**EXERCISE SET**
**a)** Print the passage of the article on the Intelligence Oversight Board from "Prominent role in" to "of its activities.", word for word.
**b)** Output the lines of the listing from its first line through the line containing "Kingdom: United Kingdom: [60, 95, 96, 115]", unchanged.

The oversight board can help protect intelligence agencies against unwarranted allegations of impropriety, said Anthony Harrington, a former U.S. ambassador to Brazil, who headed the Intelligence Oversight Board from 1993 to 1999.

"There has been a tendency to politicize mistakes," Harrington said. "In the partisan environment that we're in, politicians can be too quick to treat something as criminal when it's an error in judgment."

The lack of referrals from the oversight board to the Justice Department came to light in a Freedom of Information Act request by the Electronic Privacy Information Center for "all reports of possible intelligence misconduct reported from the Intelligence Oversight Board to the attorney general" from September 2001 through the end of 2005.

In a March 1 letter, the Justice Department replied that "no records responsive to your request were located."

The absence of referrals "raises questions about how this process works and whether it works the way it's supposed to," said Marcia Hofmann, director of the privacy center's Open Government Project.

Prominent role in past

Although its role in the Bush administration appears diminished, in other administrations the oversight board has been assigned prominent roles in evaluating U.S. intelligence activities.

In 1995, the oversight board issued a secret report that found that the Clinton administration broke no laws when it allowed arms shipments to Bosnian Muslims despite a United Nations embargo the U.S. was pledged to uphold.

In 1996, the oversight board produced a public report revealing that the CIA employed Guatemalan military officers suspected of torture, assassinations and other human-rights violations as paid informants. The report also said the agency broke the law by failing to keep congressional intelligence committees informed of its activities.

Harrington, who was involved in both inquiries, said that "because the intel community necessarily operates behind a veil of secrecy, the board provides any president an important means to systematically address possible wrongdoing, and thus also constitutes a deterrent."

"If anything," Harrington said, "the board seems especially relevant in the post-9/11 environment."

Since October, Bush has named a completely new oversight board, headed by Stephen Friedman, a New York investment banker who was previously an economic adviser to the president and who also had service on PFIAB under Clinton.

Other members are Arthur Culvahouse, a Washington lawyer and former Reagan White House counsel; David Jeremiah, a former vice chairman of the Joint Chiefs of Staff and now a Washington defense industry consultant; and Don Evans, Bush's longtime friend and a former commerce secretary.

**RECORDS SHOWN**
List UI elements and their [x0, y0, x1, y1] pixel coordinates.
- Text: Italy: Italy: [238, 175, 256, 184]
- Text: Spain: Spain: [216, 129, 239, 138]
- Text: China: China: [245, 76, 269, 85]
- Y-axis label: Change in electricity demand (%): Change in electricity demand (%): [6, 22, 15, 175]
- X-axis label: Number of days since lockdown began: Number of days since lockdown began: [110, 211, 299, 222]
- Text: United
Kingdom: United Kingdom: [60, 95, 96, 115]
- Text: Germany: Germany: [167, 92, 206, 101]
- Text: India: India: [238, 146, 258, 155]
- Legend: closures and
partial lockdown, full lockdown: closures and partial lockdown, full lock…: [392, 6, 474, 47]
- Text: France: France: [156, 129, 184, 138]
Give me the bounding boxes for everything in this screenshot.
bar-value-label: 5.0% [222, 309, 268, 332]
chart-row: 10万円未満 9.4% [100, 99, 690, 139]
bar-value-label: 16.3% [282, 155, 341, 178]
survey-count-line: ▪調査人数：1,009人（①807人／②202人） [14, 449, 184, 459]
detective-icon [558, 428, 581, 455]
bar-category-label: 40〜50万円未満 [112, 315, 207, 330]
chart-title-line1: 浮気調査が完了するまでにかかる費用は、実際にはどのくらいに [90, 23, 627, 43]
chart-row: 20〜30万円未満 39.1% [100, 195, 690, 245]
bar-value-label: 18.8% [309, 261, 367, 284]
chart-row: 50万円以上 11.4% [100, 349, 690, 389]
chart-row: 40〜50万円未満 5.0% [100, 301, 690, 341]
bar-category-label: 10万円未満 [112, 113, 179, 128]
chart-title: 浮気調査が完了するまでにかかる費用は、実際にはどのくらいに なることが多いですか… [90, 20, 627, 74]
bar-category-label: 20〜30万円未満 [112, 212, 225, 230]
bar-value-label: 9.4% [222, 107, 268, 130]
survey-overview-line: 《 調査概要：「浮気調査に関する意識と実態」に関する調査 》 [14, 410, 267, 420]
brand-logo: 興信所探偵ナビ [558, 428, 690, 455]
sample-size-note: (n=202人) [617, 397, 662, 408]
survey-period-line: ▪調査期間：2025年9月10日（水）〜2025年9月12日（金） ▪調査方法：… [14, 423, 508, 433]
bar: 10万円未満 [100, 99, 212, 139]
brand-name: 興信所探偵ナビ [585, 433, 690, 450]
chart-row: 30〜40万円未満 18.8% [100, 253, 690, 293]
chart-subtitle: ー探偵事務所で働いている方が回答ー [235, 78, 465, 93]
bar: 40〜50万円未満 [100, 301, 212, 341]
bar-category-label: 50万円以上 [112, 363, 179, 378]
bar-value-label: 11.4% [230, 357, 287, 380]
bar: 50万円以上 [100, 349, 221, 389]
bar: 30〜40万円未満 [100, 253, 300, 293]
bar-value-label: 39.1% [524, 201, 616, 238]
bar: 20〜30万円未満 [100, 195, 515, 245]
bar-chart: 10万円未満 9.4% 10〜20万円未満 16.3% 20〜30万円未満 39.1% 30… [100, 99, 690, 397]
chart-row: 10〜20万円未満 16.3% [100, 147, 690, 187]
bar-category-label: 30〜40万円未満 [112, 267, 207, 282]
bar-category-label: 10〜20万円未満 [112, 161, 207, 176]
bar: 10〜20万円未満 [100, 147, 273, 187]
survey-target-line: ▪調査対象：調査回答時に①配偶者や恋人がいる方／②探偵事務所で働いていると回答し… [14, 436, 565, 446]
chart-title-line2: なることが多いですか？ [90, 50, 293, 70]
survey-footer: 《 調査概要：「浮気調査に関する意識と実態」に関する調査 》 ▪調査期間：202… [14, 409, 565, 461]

**ANSWERS TO THE TASKS**
**a)**
Prominent role in past

Although its role in the Bush administration appears diminished, in other administrations the oversight board has been assigned prominent roles in evaluating U.S. intelligence activities.

In 1995, the oversight board issued a secret report that found that the Clinton administration broke no laws when it allowed arms shipments to Bosnian Muslims despite a United Nations embargo the U.S. was pledged to uphold.

In 1996, the oversight board produced a public report revealing that the CIA employed Guatemalan military officers suspected of torture, assassinations and other human-rights violations as paid informants. The report also said the agency broke the law by failing to keep congressional intelligence committees informed of its activities.

**b)**
List UI elements and their [x0, y0, x1, y1] pixel coordinates.
- Text: Italy: Italy: [238, 175, 256, 184]
- Text: Spain: Spain: [216, 129, 239, 138]
- Text: China: China: [245, 76, 269, 85]
- Y-axis label: Change in electricity demand (%): Change in electricity demand (%): [6, 22, 15, 175]
- X-axis label: Number of days since lockdown began: Number of days since lockdown began: [110, 211, 299, 222]
- Text: United
Kingdom: United Kingdom: [60, 95, 96, 115]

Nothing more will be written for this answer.